(Records)
####

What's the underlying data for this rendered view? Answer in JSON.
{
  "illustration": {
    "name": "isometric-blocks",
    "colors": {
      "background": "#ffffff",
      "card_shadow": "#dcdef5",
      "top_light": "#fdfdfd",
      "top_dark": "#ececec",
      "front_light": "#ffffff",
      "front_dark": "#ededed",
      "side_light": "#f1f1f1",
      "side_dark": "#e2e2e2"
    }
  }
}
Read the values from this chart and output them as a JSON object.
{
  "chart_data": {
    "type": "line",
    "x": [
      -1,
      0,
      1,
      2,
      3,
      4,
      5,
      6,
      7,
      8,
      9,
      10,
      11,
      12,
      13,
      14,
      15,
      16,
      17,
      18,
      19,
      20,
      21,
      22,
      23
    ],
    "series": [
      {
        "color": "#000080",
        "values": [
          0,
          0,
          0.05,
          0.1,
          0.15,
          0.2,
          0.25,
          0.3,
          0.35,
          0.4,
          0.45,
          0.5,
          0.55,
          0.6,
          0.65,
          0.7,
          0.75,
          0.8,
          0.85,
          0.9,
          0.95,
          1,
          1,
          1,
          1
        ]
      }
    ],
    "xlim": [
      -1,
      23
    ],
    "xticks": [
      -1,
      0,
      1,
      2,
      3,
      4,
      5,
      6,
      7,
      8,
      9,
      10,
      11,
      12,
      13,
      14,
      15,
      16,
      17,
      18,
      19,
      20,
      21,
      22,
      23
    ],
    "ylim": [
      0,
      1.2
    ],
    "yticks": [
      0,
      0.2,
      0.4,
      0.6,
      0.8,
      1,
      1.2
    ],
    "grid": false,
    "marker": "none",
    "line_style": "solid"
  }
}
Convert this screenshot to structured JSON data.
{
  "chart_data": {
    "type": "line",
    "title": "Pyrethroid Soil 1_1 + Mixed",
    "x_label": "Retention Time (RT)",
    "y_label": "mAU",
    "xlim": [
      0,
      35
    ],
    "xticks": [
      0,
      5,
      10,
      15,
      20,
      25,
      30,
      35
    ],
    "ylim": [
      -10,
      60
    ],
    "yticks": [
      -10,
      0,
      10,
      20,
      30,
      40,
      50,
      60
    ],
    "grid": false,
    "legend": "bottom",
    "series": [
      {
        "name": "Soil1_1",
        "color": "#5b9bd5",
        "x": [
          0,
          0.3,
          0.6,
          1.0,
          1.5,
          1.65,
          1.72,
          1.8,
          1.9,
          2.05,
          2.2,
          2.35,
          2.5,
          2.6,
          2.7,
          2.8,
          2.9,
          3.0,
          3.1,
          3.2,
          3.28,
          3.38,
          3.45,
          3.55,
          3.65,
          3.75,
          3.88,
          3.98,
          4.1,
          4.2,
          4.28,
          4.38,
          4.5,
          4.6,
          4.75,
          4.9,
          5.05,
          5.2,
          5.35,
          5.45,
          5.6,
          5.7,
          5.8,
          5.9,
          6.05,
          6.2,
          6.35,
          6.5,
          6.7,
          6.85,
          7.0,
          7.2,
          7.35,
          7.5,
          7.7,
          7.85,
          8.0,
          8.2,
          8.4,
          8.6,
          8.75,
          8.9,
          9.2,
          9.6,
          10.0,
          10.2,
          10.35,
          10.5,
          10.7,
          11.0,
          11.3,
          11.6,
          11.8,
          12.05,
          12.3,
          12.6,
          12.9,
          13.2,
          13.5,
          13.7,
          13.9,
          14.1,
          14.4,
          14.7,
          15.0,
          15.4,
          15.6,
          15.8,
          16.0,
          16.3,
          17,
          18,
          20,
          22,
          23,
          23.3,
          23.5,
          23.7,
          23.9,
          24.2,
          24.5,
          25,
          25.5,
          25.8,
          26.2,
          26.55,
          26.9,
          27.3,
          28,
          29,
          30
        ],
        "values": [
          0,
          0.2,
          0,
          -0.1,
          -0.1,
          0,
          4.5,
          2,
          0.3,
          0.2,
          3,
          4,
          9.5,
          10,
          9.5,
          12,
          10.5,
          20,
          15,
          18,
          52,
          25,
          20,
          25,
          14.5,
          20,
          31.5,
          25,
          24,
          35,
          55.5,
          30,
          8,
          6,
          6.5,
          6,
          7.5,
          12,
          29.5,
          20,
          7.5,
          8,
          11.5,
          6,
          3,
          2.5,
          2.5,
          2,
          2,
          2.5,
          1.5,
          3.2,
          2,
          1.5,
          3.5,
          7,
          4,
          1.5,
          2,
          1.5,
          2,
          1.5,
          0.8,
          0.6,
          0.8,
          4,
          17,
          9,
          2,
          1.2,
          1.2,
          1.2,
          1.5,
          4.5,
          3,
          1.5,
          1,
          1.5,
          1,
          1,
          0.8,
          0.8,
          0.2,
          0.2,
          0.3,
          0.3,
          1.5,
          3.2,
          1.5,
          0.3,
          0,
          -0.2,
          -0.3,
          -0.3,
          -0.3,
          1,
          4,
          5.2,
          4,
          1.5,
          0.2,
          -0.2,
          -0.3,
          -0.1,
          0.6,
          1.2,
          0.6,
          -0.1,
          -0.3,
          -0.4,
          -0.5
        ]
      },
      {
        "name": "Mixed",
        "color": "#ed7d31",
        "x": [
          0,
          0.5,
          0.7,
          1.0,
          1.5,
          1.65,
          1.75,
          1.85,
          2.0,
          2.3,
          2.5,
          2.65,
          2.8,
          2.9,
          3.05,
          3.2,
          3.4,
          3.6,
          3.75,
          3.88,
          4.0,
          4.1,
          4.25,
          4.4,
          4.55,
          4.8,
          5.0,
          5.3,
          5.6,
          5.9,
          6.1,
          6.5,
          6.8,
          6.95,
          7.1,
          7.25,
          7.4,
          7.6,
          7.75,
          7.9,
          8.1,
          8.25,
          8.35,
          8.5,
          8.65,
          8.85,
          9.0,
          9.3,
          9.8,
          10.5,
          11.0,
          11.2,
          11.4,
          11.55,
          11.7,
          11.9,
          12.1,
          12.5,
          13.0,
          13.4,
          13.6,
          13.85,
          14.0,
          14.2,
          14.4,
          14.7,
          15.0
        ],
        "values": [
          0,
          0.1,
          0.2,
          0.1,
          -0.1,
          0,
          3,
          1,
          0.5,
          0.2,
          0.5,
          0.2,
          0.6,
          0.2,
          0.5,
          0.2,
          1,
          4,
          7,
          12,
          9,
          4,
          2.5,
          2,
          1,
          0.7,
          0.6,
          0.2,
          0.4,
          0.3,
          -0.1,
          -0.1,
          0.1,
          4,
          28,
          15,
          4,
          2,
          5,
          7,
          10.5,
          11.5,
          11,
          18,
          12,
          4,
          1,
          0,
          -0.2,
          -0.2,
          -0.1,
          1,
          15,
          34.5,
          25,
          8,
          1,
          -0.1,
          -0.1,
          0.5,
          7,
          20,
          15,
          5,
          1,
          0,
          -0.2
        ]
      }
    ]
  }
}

####

> **Short exercise**
Above are the records; retype them all without a single difference.

> **Reply to the exercise**
What's the underlying data for this rendered view? Answer in JSON.
{
  "illustration": {
    "name": "isometric-blocks",
    "colors": {
      "background": "#ffffff",
      "card_shadow": "#dcdef5",
      "top_light": "#fdfdfd",
      "top_dark": "#ececec",
      "front_light": "#ffffff",
      "front_dark": "#ededed",
      "side_light": "#f1f1f1",
      "side_dark": "#e2e2e2"
    }
  }
}
Read the values from this chart and output them as a JSON object.
{
  "chart_data": {
    "type": "line",
    "x": [
      -1,
      0,
      1,
      2,
      3,
      4,
      5,
      6,
      7,
      8,
      9,
      10,
      11,
      12,
      13,
      14,
      15,
      16,
      17,
      18,
      19,
      20,
      21,
      22,
      23
    ],
    "series": [
      {
        "color": "#000080",
        "values": [
          0,
          0,
          0.05,
          0.1,
          0.15,
          0.2,
          0.25,
          0.3,
          0.35,
          0.4,
          0.45,
          0.5,
          0.55,
          0.6,
          0.65,
          0.7,
          0.75,
          0.8,
          0.85,
          0.9,
          0.95,
          1,
          1,
          1,
          1
        ]
      }
    ],
    "xlim": [
      -1,
      23
    ],
    "xticks": [
      -1,
      0,
      1,
      2,
      3,
      4,
      5,
      6,
      7,
      8,
      9,
      10,
      11,
      12,
      13,
      14,
      15,
      16,
      17,
      18,
      19,
      20,
      21,
      22,
      23
    ],
    "ylim": [
      0,
      1.2
    ],
    "yticks": [
      0,
      0.2,
      0.4,
      0.6,
      0.8,
      1,
      1.2
    ],
    "grid": false,
    "marker": "none",
    "line_style": "solid"
  }
}
Convert this screenshot to structured JSON data.
{
  "chart_data": {
    "type": "line",
    "title": "Pyrethroid Soil 1_1 + Mixed",
    "x_label": "Retention Time (RT)",
    "y_label": "mAU",
    "xlim": [
      0,
      35
    ],
    "xticks": [
      0,
      5,
      10,
      15,
      20,
      25,
      30,
      35
    ],
    "ylim": [
      -10,
      60
    ],
    "yticks": [
      -10,
      0,
      10,
      20,
      30,
      40,
      50,
      60
    ],
    "grid": false,
    "legend": "bottom",
    "series": [
      {
        "name": "Soil1_1",
        "color": "#5b9bd5",
        "x": [
          0,
          0.3,
          0.6,
          1.0,
          1.5,
          1.65,
          1.72,
          1.8,
          1.9,
          2.05,
          2.2,
          2.35,
          2.5,
          2.6,
          2.7,
          2.8,
          2.9,
          3.0,
          3.1,
          3.2,
          3.28,
          3.38,
          3.45,
          3.55,
          3.65,
          3.75,
          3.88,
          3.98,
          4.1,
          4.2,
          4.28,
          4.38,
          4.5,
          4.6,
          4.75,
          4.9,
          5.05,
          5.2,
          5.35,
          5.45,
          5.6,
          5.7,
          5.8,
          5.9,
          6.05,
          6.2,
          6.35,
          6.5,
          6.7,
          6.85,
          7.0,
          7.2,
          7.35,
          7.5,
          7.7,
          7.85,
          8.0,
          8.2,
          8.4,
          8.6,
          8.75,
          8.9,
          9.2,
          9.6,
          10.0,
          10.2,
          10.35,
          10.5,
          10.7,
          11.0,
          11.3,
          11.6,
          11.8,
          12.05,
          12.3,
          12.6,
          12.9,
          13.2,
          13.5,
          13.7,
          13.9,
          14.1,
          14.4,
          14.7,
          15.0,
          15.4,
          15.6,
          15.8,
          16.0,
          16.3,
          17,
          18,
          20,
          22,
          23,
          23.3,
          23.5,
          23.7,
          23.9,
          24.2,
          24.5,
          25,
          25.5,
          25.8,
          26.2,
          26.55,
          26.9,
          27.3,
          28,
          29,
          30
        ],
        "values": [
          0,
          0.2,
          0,
          -0.1,
          -0.1,
          0,
          4.5,
          2,
          0.3,
          0.2,
          3,
          4,
          9.5,
          10,
          9.5,
          12,
          10.5,
          20,
          15,
          18,
          52,
          25,
          20,
          25,
          14.5,
          20,
          31.5,
          25,
          24,
          35,
          55.5,
          30,
          8,
          6,
          6.5,
          6,
          7.5,
          12,
          29.5,
          20,
          7.5,
          8,
          11.5,
          6,
          3,
          2.5,
          2.5,
          2,
          2,
          2.5,
          1.5,
          3.2,
          2,
          1.5,
          3.5,
          7,
          4,
          1.5,
          2,
          1.5,
          2,
          1.5,
          0.8,
          0.6,
          0.8,
          4,
          17,
          9,
          2,
          1.2,
          1.2,
          1.2,
          1.5,
          4.5,
          3,
          1.5,
          1,
          1.5,
          1,
          1,
          0.8,
          0.8,
          0.2,
          0.2,
          0.3,
          0.3,
          1.5,
          3.2,
          1.5,
          0.3,
          0,
          -0.2,
          -0.3,
          -0.3,
          -0.3,
          1,
          4,
          5.2,
          4,
          1.5,
          0.2,
          -0.2,
          -0.3,
          -0.1,
          0.6,
          1.2,
          0.6,
          -0.1,
          -0.3,
          -0.4,
          -0.5
        ]
      },
      {
        "name": "Mixed",
        "color": "#ed7d31",
        "x": [
          0,
          0.5,
          0.7,
          1.0,
          1.5,
          1.65,
          1.75,
          1.85,
          2.0,
          2.3,
          2.5,
          2.65,
          2.8,
          2.9,
          3.05,
          3.2,
          3.4,
          3.6,
          3.75,
          3.88,
          4.0,
          4.1,
          4.25,
          4.4,
          4.55,
          4.8,
          5.0,
          5.3,
          5.6,
          5.9,
          6.1,
          6.5,
          6.8,
          6.95,
          7.1,
          7.25,
          7.4,
          7.6,
          7.75,
          7.9,
          8.1,
          8.25,
          8.35,
          8.5,
          8.65,
          8.85,
          9.0,
          9.3,
          9.8,
          10.5,
          11.0,
          11.2,
          11.4,
          11.55,
          11.7,
          11.9,
          12.1,
          12.5,
          13.0,
          13.4,
          13.6,
          13.85,
          14.0,
          14.2,
          14.4,
          14.7,
          15.0
        ],
        "values": [
          0,
          0.1,
          0.2,
          0.1,
          -0.1,
          0,
          3,
          1,
          0.5,
          0.2,
          0.5,
          0.2,
          0.6,
          0.2,
          0.5,
          0.2,
          1,
          4,
          7,
          12,
          9,
          4,
          2.5,
          2,
          1,
          0.7,
          0.6,
          0.2,
          0.4,
          0.3,
          -0.1,
          -0.1,
          0.1,
          4,
          28,
          15,
          4,
          2,
          5,
          7,
          10.5,
          11.5,
          11,
          18,
          12,
          4,
          1,
          0,
          -0.2,
          -0.2,
          -0.1,
          1,
          15,
          34.5,
          25,
          8,
          1,
          -0.1,
          -0.1,
          0.5,
          7,
          20,
          15,
          5,
          1,
          0,
          -0.2
        ]
      }
    ]
  }
}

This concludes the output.